- [Provided material]:
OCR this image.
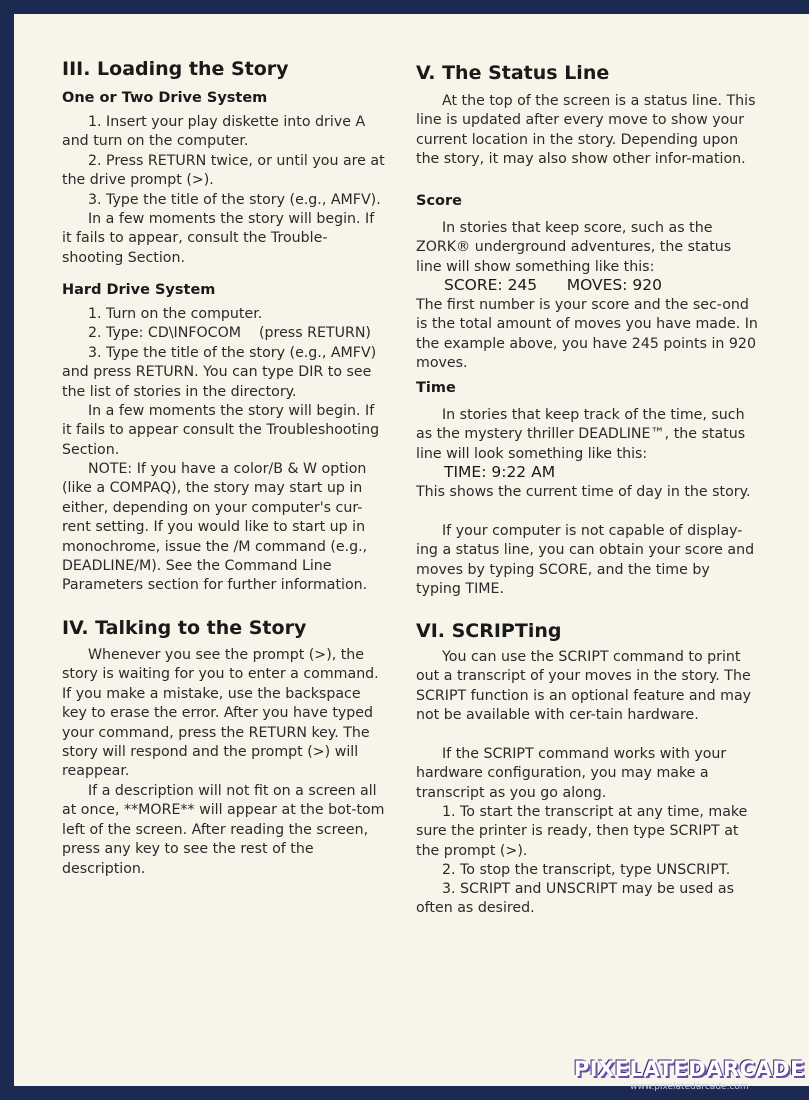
III. Loading the Story
One or Two Drive System

1. Insert your play diskette into drive A and turn on the computer.

2. Press RETURN twice, or until you are at the drive prompt (>).

3. Type the title of the story (e.g., AMFV).

In a few moments the story will begin. If it fails to appear, consult the Trouble-shooting Section.

Hard Drive System

1. Turn on the computer.

2. Type: CD\INFOCOM    (press RETURN)

3. Type the title of the story (e.g., AMFV) and press RETURN. You can type DIR to see the list of stories in the directory.

In a few moments the story will begin. If it fails to appear consult the Troubleshooting Section.

NOTE: If you have a color/B & W option (like a COMPAQ), the story may start up in either, depending on your computer's cur-rent setting. If you would like to start up in monochrome, issue the /M command (e.g., DEADLINE/M). See the Command Line Parameters section for further information.

IV. Talking to the Story

Whenever you see the prompt (>), the story is waiting for you to enter a command. If you make a mistake, use the backspace key to erase the error. After you have typed your command, press the RETURN key. The story will respond and the prompt (>) will reappear.

If a description will not fit on a screen all at once, **MORE** will appear at the bot-tom left of the screen. After reading the screen, press any key to see the rest of the description.

V. The Status Line

At the top of the screen is a status line. This line is updated after every move to show your current location in the story. Depending upon the story, it may also show other infor-mation.

Score

In stories that keep score, such as the ZORK® underground adventures, the status line will show something like this:

SCORE: 245      MOVES: 920

The first number is your score and the sec-ond is the total amount of moves you have made. In the example above, you have 245 points in 920 moves.

Time

In stories that keep track of the time, such as the mystery thriller DEADLINE™, the status line will look something like this:

TIME: 9:22 AM

This shows the current time of day in the story.

If your computer is not capable of display-ing a status line, you can obtain your score and moves by typing SCORE, and the time by typing TIME.

VI. SCRIPTing

You can use the SCRIPT command to print out a transcript of your moves in the story. The SCRIPT function is an optional feature and may not be available with cer-tain hardware.

If the SCRIPT command works with your hardware configuration, you may make a transcript as you go along.

1. To start the transcript at any time, make sure the printer is ready, then type SCRIPT at the prompt (>).

2. To stop the transcript, type UNSCRIPT.

3. SCRIPT and UNSCRIPT may be used as often as desired.

PIXELATEDARCADE
www.pixelatedarcade.com
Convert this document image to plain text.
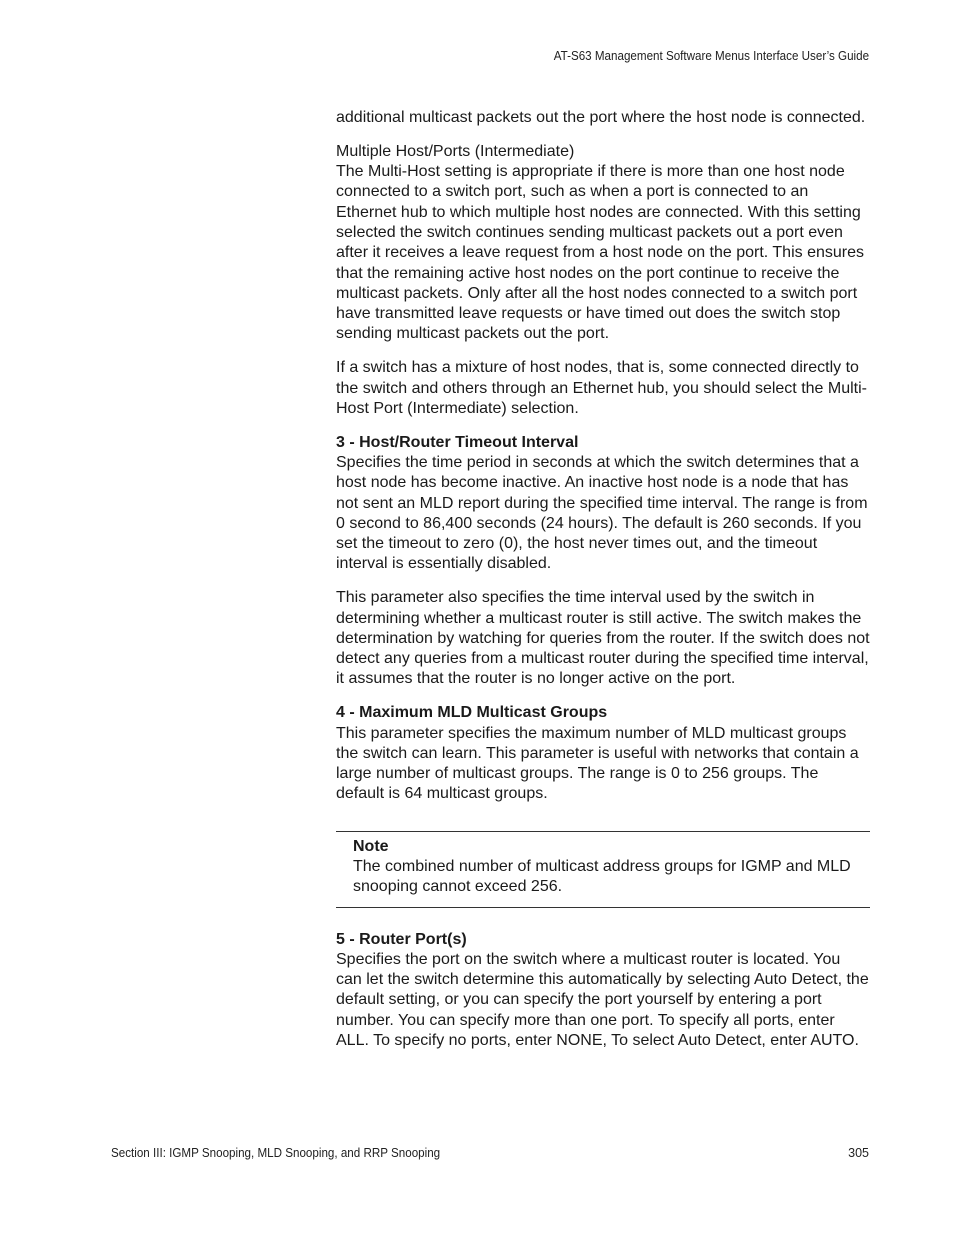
AT-S63 Management Software Menus Interface User’s Guide

additional multicast packets out the port where the host node is connected.

Multiple Host/Ports (Intermediate)
The Multi-Host setting is appropriate if there is more than one host node connected to a switch port, such as when a port is connected to an Ethernet hub to which multiple host nodes are connected. With this setting selected the switch continues sending multicast packets out a port even after it receives a leave request from a host node on the port. This ensures that the remaining active host nodes on the port continue to receive the multicast packets. Only after all the host nodes connected to a switch port have transmitted leave requests or have timed out does the switch stop sending multicast packets out the port.

If a switch has a mixture of host nodes, that is, some connected directly to the switch and others through an Ethernet hub, you should select the Multi-Host Port (Intermediate) selection.

3 - Host/Router Timeout Interval
Specifies the time period in seconds at which the switch determines that a host node has become inactive. An inactive host node is a node that has not sent an MLD report during the specified time interval. The range is from 0 second to 86,400 seconds (24 hours). The default is 260 seconds. If you set the timeout to zero (0), the host never times out, and the timeout interval is essentially disabled.

This parameter also specifies the time interval used by the switch in determining whether a multicast router is still active. The switch makes the determination by watching for queries from the router. If the switch does not detect any queries from a multicast router during the specified time interval, it assumes that the router is no longer active on the port.

4 - Maximum MLD Multicast Groups
This parameter specifies the maximum number of MLD multicast groups the switch can learn. This parameter is useful with networks that contain a large number of multicast groups. The range is 0 to 256 groups. The default is 64 multicast groups.
Note
The combined number of multicast address groups for IGMP and MLD snooping cannot exceed 256.
5 - Router Port(s)
Specifies the port on the switch where a multicast router is located. You can let the switch determine this automatically by selecting Auto Detect, the default setting, or you can specify the port yourself by entering a port number. You can specify more than one port. To specify all ports, enter ALL. To specify no ports, enter NONE, To select Auto Detect, enter AUTO.
Section III: IGMP Snooping, MLD Snooping, and RRP Snooping	305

- [Task to carry out]: Check every line of the data above for the string "IGMP", and copy those that have it.

- [Task output]:
The combined number of multicast address groups for IGMP and MLD snooping cannot exceed 256.
Section III: IGMP Snooping, MLD Snooping, and RRP Snooping	305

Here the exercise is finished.